● Material for the task
━━━━━━

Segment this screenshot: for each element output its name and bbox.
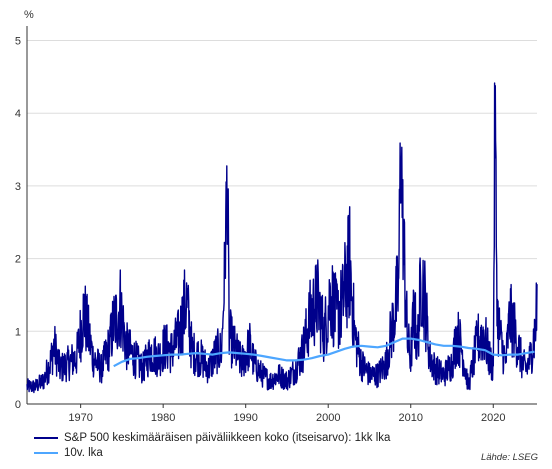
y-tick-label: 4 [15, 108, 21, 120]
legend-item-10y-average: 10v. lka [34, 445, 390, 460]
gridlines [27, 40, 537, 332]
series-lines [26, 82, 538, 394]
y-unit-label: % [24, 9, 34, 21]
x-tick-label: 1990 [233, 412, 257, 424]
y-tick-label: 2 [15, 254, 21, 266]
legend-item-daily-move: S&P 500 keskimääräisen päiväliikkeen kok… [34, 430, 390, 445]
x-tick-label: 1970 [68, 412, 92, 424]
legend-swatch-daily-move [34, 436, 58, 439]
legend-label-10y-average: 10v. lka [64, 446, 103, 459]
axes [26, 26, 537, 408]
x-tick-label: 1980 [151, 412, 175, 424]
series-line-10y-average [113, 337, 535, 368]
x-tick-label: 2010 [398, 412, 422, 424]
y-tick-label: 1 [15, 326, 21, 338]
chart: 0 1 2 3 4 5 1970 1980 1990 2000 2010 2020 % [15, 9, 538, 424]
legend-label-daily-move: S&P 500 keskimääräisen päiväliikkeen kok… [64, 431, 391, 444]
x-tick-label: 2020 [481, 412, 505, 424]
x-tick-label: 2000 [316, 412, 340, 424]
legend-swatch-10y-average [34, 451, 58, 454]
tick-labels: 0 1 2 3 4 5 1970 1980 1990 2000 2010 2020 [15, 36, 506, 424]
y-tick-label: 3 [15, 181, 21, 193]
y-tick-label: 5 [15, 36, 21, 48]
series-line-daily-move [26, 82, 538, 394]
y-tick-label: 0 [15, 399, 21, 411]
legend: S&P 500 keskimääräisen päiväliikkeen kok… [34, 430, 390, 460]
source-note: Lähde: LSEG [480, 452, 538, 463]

━━━━━━

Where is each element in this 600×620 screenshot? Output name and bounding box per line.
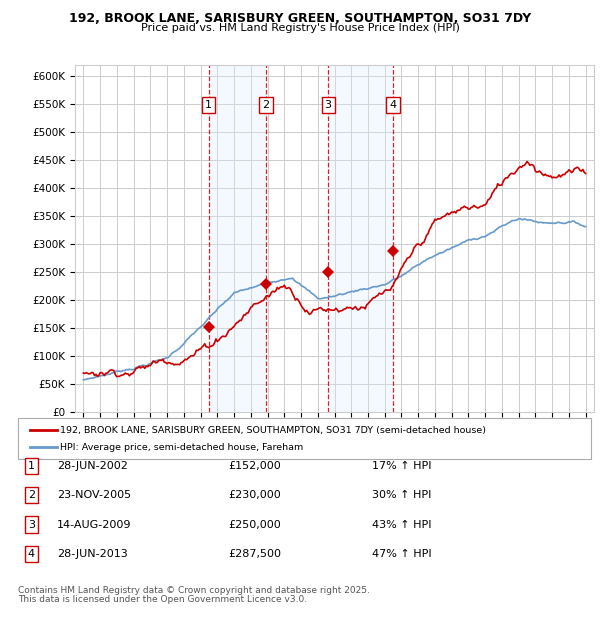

━━━━━━

● Task requirements
Please find every line in the material above that contains the string "swatch" and copy each one. Uppercase and lowercase count as different.

● Solution
legend-swatch-daily-move [34, 436, 58, 439]
legend-swatch-10y-average [34, 451, 58, 454]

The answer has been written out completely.